WHAT TO PRODUCE – Could you rewrite the part of the items that opens with the line containing "point [45,660,58,674]" and runs through the end of the items as a JSON list of strings, one string per line, with blank lines left out?

EXTRACTED MATERIAL –
==============================
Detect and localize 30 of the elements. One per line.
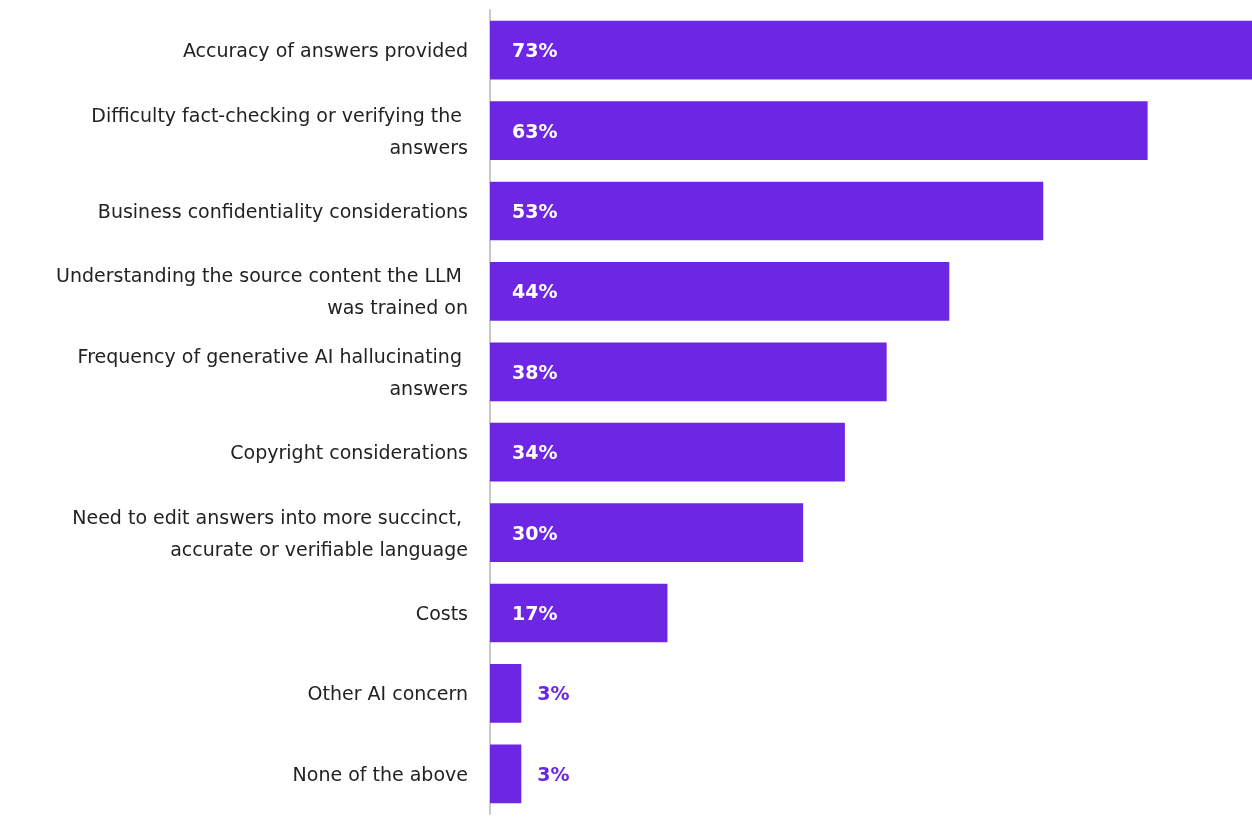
y-tick-label: Other AI concern <box>307 682 468 705</box>
bar <box>490 101 1148 160</box>
data-label: 34% <box>512 441 558 464</box>
bar <box>490 342 887 402</box>
y-tick-label: Understanding the source content the LLM was trained on <box>56 264 468 319</box>
y-tick-label: Difficulty fact-checking or verifying the answers <box>91 103 468 158</box>
data-label: 63% <box>512 119 558 142</box>
bar <box>490 262 950 321</box>
bar <box>490 20 1252 80</box>
data-label: 38% <box>512 360 558 383</box>
y-tick-label: Frequency of generative AI hallucinating answers <box>77 344 468 399</box>
bar <box>490 181 1044 241</box>
bar <box>490 583 668 643</box>
y-tick-label: Business confidentiality considerations <box>97 200 468 222</box>
y-tick-label: Costs <box>415 602 468 624</box>
data-label: 53% <box>512 200 558 222</box>
bar <box>490 664 522 723</box>
data-label: 30% <box>512 521 558 544</box>
data-label: 73% <box>512 39 558 62</box>
bar <box>490 503 804 562</box>
data-label: 44% <box>512 280 558 303</box>
bar <box>490 422 845 482</box>
y-tick-label: None of the above <box>292 762 468 785</box>
data-label: 17% <box>512 602 558 624</box>
y-tick-label: Copyright considerations <box>230 441 468 464</box>
y-tick-label: Accuracy of answers provided <box>182 39 468 62</box>
y-tick-label: Need to edit answers into more succinct, accurate or verifiable language <box>72 505 468 560</box>
bar <box>490 744 522 804</box>
data-label: 3% <box>537 682 570 705</box>
data-label: 3% <box>537 762 570 785</box>
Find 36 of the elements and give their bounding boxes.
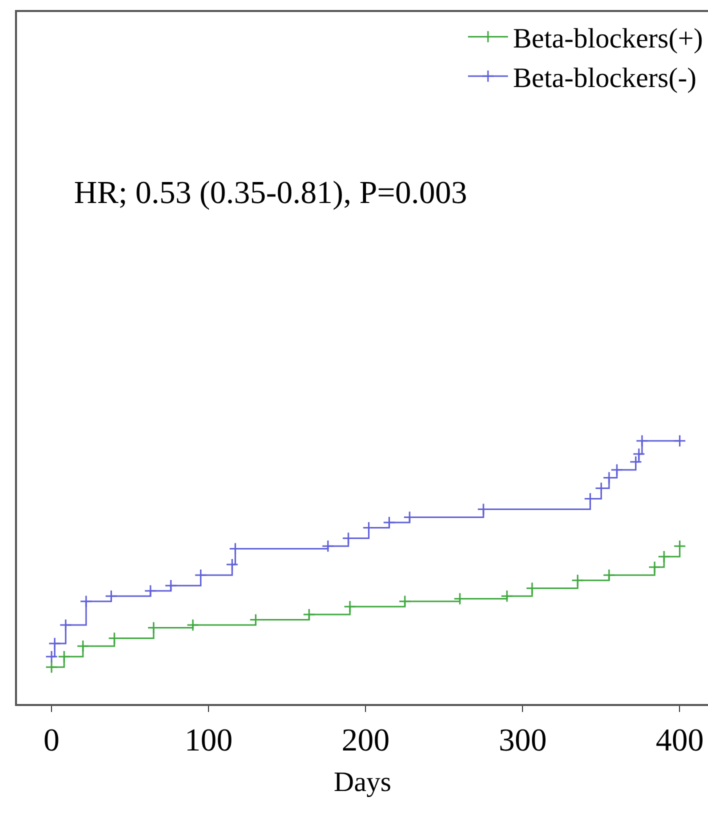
point [45,660,58,674]
point [186,618,200,632]
x-tick-label: 400 [656,721,704,758]
point [571,574,584,587]
point [382,516,396,529]
point [344,600,356,613]
point [636,434,648,448]
point [602,568,616,582]
text: HR; 0.53 (0.35-0.81), P=0.003 [74,174,468,210]
point [673,540,686,552]
point [398,595,412,608]
legend-label: Beta-blockers(+) [513,24,703,55]
point [59,618,72,632]
legend-label: Beta-blockers(-) [513,63,696,94]
point [58,650,70,663]
point [673,434,686,448]
point [302,608,316,621]
point [144,584,157,598]
point [658,550,670,563]
point [610,463,624,476]
point [45,650,58,663]
point [104,590,118,602]
x-tick-label: 200 [342,721,390,758]
x-tick-label: 0 [44,721,60,758]
point [322,540,334,552]
point [632,448,646,460]
point [164,579,178,592]
point [648,560,661,574]
x-tick-label: 100 [184,721,233,758]
point [80,595,92,608]
point [48,637,62,650]
point [500,590,514,602]
x-axis-title: Days [334,767,392,798]
point [76,640,90,652]
point [226,558,238,571]
x-tick-label: 300 [498,721,547,758]
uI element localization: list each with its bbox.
==============================
THE ANSWER –
[
  "point [45,660,58,674]",
  "point [186,618,200,632]",
  "x-tick-label: 400 [656,721,704,758]",
  "point [571,574,584,587]",
  "point [382,516,396,529]",
  "point [344,600,356,613]",
  "point [636,434,648,448]",
  "point [602,568,616,582]",
  "text: HR; 0.53 (0.35-0.81), P=0.003 [74,174,468,210]",
  "point [673,540,686,552]",
  "point [398,595,412,608]",
  "legend-label: Beta-blockers(+) [513,24,703,55]",
  "point [59,618,72,632]",
  "legend-label: Beta-blockers(-) [513,63,696,94]",
  "point [58,650,70,663]",
  "point [673,434,686,448]",
  "point [302,608,316,621]",
  "point [144,584,157,598]",
  "point [658,550,670,563]",
  "point [610,463,624,476]",
  "point [45,650,58,663]",
  "point [104,590,118,602]",
  "x-tick-label: 200 [342,721,390,758]",
  "x-tick-label: 0 [44,721,60,758]",
  "point [322,540,334,552]",
  "point [632,448,646,460]",
  "point [164,579,178,592]",
  "point [648,560,661,574]",
  "x-tick-label: 100 [184,721,233,758]",
  "point [80,595,92,608]",
  "point [48,637,62,650]",
  "point [500,590,514,602]",
  "x-axis-title: Days [334,767,392,798]",
  "point [76,640,90,652]",
  "point [226,558,238,571]",
  "x-tick-label: 300 [498,721,547,758]",
  "uI element localization: list each with its bbox."
]